• **Stored rows**
* * *
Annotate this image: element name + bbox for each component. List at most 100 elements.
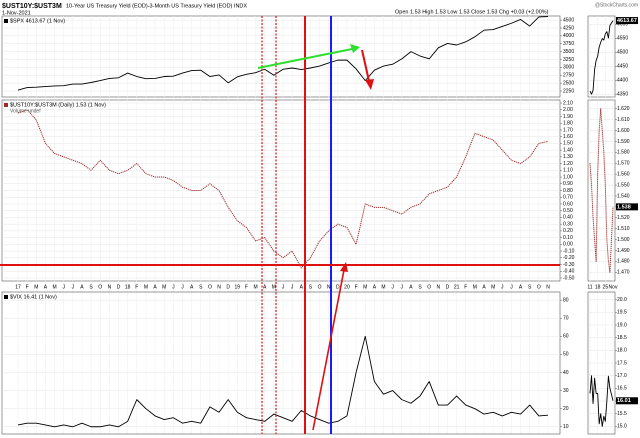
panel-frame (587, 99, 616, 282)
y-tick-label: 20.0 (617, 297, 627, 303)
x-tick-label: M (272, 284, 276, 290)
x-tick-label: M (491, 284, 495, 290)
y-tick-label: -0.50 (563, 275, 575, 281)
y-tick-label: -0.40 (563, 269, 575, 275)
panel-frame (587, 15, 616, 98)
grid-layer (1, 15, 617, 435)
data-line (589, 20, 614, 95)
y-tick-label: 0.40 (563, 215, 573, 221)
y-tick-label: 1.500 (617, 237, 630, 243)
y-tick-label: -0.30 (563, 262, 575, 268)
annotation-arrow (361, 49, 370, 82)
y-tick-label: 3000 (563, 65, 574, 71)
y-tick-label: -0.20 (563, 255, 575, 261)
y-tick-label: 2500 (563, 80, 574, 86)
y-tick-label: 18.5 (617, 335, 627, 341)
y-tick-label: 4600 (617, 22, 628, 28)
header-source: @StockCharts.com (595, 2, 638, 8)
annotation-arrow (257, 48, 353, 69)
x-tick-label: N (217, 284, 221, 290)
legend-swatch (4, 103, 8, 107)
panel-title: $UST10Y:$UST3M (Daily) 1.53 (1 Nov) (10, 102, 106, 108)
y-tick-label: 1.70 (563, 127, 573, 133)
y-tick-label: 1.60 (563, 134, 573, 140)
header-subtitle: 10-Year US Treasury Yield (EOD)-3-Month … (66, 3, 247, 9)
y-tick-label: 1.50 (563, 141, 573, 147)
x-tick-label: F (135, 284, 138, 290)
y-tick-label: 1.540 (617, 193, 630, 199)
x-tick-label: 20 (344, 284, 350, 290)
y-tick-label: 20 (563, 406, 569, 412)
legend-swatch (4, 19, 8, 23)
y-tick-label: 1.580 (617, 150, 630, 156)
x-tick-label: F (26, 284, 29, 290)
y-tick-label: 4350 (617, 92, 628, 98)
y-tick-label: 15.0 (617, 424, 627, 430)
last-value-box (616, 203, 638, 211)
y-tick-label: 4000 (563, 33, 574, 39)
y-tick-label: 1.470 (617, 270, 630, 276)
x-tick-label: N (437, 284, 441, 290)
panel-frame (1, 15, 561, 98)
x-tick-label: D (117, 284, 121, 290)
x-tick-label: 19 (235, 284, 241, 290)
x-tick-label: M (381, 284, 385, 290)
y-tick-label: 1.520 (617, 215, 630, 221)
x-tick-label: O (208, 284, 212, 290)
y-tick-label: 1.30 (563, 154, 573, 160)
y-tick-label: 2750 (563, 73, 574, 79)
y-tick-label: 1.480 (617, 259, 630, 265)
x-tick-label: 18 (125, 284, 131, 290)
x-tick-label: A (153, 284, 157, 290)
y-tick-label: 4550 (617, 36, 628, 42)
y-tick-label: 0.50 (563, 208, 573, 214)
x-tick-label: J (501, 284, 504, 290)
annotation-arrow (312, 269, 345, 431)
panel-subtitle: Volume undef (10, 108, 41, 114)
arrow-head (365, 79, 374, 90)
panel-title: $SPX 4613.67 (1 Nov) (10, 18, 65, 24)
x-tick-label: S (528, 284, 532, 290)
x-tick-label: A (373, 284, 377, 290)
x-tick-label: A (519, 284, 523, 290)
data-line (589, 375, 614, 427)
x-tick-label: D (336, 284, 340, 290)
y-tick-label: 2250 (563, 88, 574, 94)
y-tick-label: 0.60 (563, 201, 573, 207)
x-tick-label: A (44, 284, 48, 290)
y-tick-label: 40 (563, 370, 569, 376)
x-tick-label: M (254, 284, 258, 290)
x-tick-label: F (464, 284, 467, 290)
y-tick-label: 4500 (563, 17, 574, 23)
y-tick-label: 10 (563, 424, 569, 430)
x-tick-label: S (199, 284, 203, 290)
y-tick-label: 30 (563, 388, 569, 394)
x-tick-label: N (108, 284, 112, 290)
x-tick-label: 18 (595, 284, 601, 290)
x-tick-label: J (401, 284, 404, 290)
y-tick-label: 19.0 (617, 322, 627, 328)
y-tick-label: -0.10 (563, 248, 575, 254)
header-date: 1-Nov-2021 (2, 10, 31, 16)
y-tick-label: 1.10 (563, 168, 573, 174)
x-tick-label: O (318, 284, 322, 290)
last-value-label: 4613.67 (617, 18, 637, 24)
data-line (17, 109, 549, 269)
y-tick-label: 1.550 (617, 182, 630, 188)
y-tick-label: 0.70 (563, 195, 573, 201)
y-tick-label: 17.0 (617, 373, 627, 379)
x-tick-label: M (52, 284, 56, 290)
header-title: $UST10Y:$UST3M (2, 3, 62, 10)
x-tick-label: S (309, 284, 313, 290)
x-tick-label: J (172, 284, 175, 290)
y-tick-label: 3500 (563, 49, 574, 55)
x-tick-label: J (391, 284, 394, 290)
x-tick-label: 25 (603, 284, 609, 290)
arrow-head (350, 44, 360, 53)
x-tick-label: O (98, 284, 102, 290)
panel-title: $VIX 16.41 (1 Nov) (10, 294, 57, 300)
* * *
Rewrite the lines above with "annotation-arrow" replaced by "pointer-arrow" throughout and everything else unchanged. Omit the pictures.

Annotate this image: element name + bbox for each component. List at most 100 elements.
panel-frame (587, 99, 616, 282)
y-tick-label: 20.0 (617, 297, 627, 303)
x-tick-label: M (272, 284, 276, 290)
x-tick-label: M (491, 284, 495, 290)
y-tick-label: -0.50 (563, 275, 575, 281)
y-tick-label: -0.40 (563, 269, 575, 275)
panel-frame (587, 15, 616, 98)
grid-layer (1, 15, 617, 435)
data-line (589, 20, 614, 95)
y-tick-label: 0.40 (563, 215, 573, 221)
y-tick-label: 1.500 (617, 237, 630, 243)
y-tick-label: -0.30 (563, 262, 575, 268)
pointer-arrow (361, 49, 370, 82)
y-tick-label: 3000 (563, 65, 574, 71)
y-tick-label: -0.20 (563, 255, 575, 261)
y-tick-label: 2500 (563, 80, 574, 86)
y-tick-label: 18.5 (617, 335, 627, 341)
y-tick-label: 4600 (617, 22, 628, 28)
header-source: @StockCharts.com (595, 2, 638, 8)
pointer-arrow (257, 48, 353, 69)
x-tick-label: N (217, 284, 221, 290)
legend-swatch (4, 103, 8, 107)
panel-title: $UST10Y:$UST3M (Daily) 1.53 (1 Nov) (10, 102, 106, 108)
y-tick-label: 1.70 (563, 127, 573, 133)
y-tick-label: 1.60 (563, 134, 573, 140)
header-subtitle: 10-Year US Treasury Yield (EOD)-3-Month … (66, 3, 247, 9)
y-tick-label: 1.50 (563, 141, 573, 147)
x-tick-label: F (135, 284, 138, 290)
y-tick-label: 1.540 (617, 193, 630, 199)
x-tick-label: 20 (344, 284, 350, 290)
y-tick-label: 20 (563, 406, 569, 412)
legend-swatch (4, 19, 8, 23)
y-tick-label: 1.580 (617, 150, 630, 156)
x-tick-label: F (26, 284, 29, 290)
y-tick-label: 4350 (617, 92, 628, 98)
y-tick-label: 15.0 (617, 424, 627, 430)
last-value-box (616, 203, 638, 211)
y-tick-label: 4000 (563, 33, 574, 39)
y-tick-label: 1.470 (617, 270, 630, 276)
x-tick-label: N (437, 284, 441, 290)
panel-frame (1, 15, 561, 98)
x-tick-label: D (117, 284, 121, 290)
x-tick-label: 19 (235, 284, 241, 290)
x-tick-label: M (381, 284, 385, 290)
y-tick-label: 1.520 (617, 215, 630, 221)
x-tick-label: O (208, 284, 212, 290)
y-tick-label: 1.30 (563, 154, 573, 160)
y-tick-label: 2750 (563, 73, 574, 79)
y-tick-label: 1.480 (617, 259, 630, 265)
x-tick-label: 18 (125, 284, 131, 290)
x-tick-label: A (153, 284, 157, 290)
y-tick-label: 4550 (617, 36, 628, 42)
y-tick-label: 0.50 (563, 208, 573, 214)
x-tick-label: J (501, 284, 504, 290)
pointer-arrow (312, 269, 345, 431)
panel-subtitle: Volume undef (10, 108, 41, 114)
arrow-head (365, 79, 374, 90)
panel-title: $SPX 4613.67 (1 Nov) (10, 18, 65, 24)
x-tick-label: S (528, 284, 532, 290)
x-tick-label: A (373, 284, 377, 290)
x-tick-label: A (519, 284, 523, 290)
data-line (589, 375, 614, 427)
x-tick-label: D (336, 284, 340, 290)
y-tick-label: 2250 (563, 88, 574, 94)
y-tick-label: 0.60 (563, 201, 573, 207)
x-tick-label: A (44, 284, 48, 290)
y-tick-label: 40 (563, 370, 569, 376)
x-tick-label: M (254, 284, 258, 290)
x-tick-label: F (464, 284, 467, 290)
y-tick-label: 4500 (563, 17, 574, 23)
y-tick-label: 10 (563, 424, 569, 430)
x-tick-label: S (199, 284, 203, 290)
y-tick-label: 30 (563, 388, 569, 394)
x-tick-label: N (108, 284, 112, 290)
x-tick-label: 18 (595, 284, 601, 290)
x-tick-label: J (401, 284, 404, 290)
y-tick-label: 19.0 (617, 322, 627, 328)
y-tick-label: -0.10 (563, 248, 575, 254)
header-date: 1-Nov-2021 (2, 10, 31, 16)
y-tick-label: 1.10 (563, 168, 573, 174)
x-tick-label: O (318, 284, 322, 290)
last-value-label: 4613.67 (617, 18, 637, 24)
data-line (17, 109, 549, 269)
y-tick-label: 1.550 (617, 182, 630, 188)
y-tick-label: 0.70 (563, 195, 573, 201)
y-tick-label: 17.0 (617, 373, 627, 379)
x-tick-label: M (52, 284, 56, 290)
header-title: $UST10Y:$UST3M (2, 3, 62, 10)
x-tick-label: S (309, 284, 313, 290)
x-tick-label: J (172, 284, 175, 290)
y-tick-label: 3500 (563, 49, 574, 55)
x-tick-label: J (391, 284, 394, 290)
x-tick-label: 25 (603, 284, 609, 290)
arrow-head (350, 44, 360, 53)
x-tick-label: O (98, 284, 102, 290)
panel-title: $VIX 16.41 (1 Nov) (10, 294, 57, 300)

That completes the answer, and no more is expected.